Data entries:
————————

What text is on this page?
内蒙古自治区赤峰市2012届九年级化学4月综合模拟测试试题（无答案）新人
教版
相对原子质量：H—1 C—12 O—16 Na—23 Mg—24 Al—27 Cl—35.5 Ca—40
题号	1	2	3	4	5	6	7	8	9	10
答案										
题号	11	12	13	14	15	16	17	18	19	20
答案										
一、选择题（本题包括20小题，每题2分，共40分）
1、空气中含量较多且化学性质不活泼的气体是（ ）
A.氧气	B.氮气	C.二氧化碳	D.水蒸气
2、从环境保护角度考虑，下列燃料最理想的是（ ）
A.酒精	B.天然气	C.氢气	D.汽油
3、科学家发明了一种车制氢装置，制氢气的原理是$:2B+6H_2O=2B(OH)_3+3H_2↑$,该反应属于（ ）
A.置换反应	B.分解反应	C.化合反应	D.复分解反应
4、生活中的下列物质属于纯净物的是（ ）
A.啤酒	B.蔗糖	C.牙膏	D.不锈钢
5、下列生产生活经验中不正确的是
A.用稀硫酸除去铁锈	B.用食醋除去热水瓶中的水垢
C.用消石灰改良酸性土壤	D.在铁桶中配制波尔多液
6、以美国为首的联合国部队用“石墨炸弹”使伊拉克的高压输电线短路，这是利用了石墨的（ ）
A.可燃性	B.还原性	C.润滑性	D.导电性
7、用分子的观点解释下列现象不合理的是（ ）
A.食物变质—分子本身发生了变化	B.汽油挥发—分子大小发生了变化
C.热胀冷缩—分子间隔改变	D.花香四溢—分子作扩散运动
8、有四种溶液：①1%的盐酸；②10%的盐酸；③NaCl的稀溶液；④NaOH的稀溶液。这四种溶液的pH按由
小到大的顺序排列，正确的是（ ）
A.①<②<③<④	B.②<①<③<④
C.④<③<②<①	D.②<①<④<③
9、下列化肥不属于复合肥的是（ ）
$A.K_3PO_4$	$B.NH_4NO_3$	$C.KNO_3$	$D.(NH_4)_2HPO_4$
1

————————

◆ **Set task**
Print out every record again, exactly and in full.

◆ **Answer to this problem**
What text is on this page?
内蒙古自治区赤峰市2012届九年级化学4月综合模拟测试试题（无答案）新人
教版
相对原子质量：H—1 C—12 O—16 Na—23 Mg—24 Al—27 Cl—35.5 Ca—40
题号	1	2	3	4	5	6	7	8	9	10
答案										
题号	11	12	13	14	15	16	17	18	19	20
答案										
一、选择题（本题包括20小题，每题2分，共40分）
1、空气中含量较多且化学性质不活泼的气体是（ ）
A.氧气	B.氮气	C.二氧化碳	D.水蒸气
2、从环境保护角度考虑，下列燃料最理想的是（ ）
A.酒精	B.天然气	C.氢气	D.汽油
3、科学家发明了一种车制氢装置，制氢气的原理是$:2B+6H_2O=2B(OH)_3+3H_2↑$,该反应属于（ ）
A.置换反应	B.分解反应	C.化合反应	D.复分解反应
4、生活中的下列物质属于纯净物的是（ ）
A.啤酒	B.蔗糖	C.牙膏	D.不锈钢
5、下列生产生活经验中不正确的是
A.用稀硫酸除去铁锈	B.用食醋除去热水瓶中的水垢
C.用消石灰改良酸性土壤	D.在铁桶中配制波尔多液
6、以美国为首的联合国部队用“石墨炸弹”使伊拉克的高压输电线短路，这是利用了石墨的（ ）
A.可燃性	B.还原性	C.润滑性	D.导电性
7、用分子的观点解释下列现象不合理的是（ ）
A.食物变质—分子本身发生了变化	B.汽油挥发—分子大小发生了变化
C.热胀冷缩—分子间隔改变	D.花香四溢—分子作扩散运动
8、有四种溶液：①1%的盐酸；②10%的盐酸；③NaCl的稀溶液；④NaOH的稀溶液。这四种溶液的pH按由
小到大的顺序排列，正确的是（ ）
A.①<②<③<④	B.②<①<③<④
C.④<③<②<①	D.②<①<④<③
9、下列化肥不属于复合肥的是（ ）
$A.K_3PO_4$	$B.NH_4NO_3$	$C.KNO_3$	$D.(NH_4)_2HPO_4$
1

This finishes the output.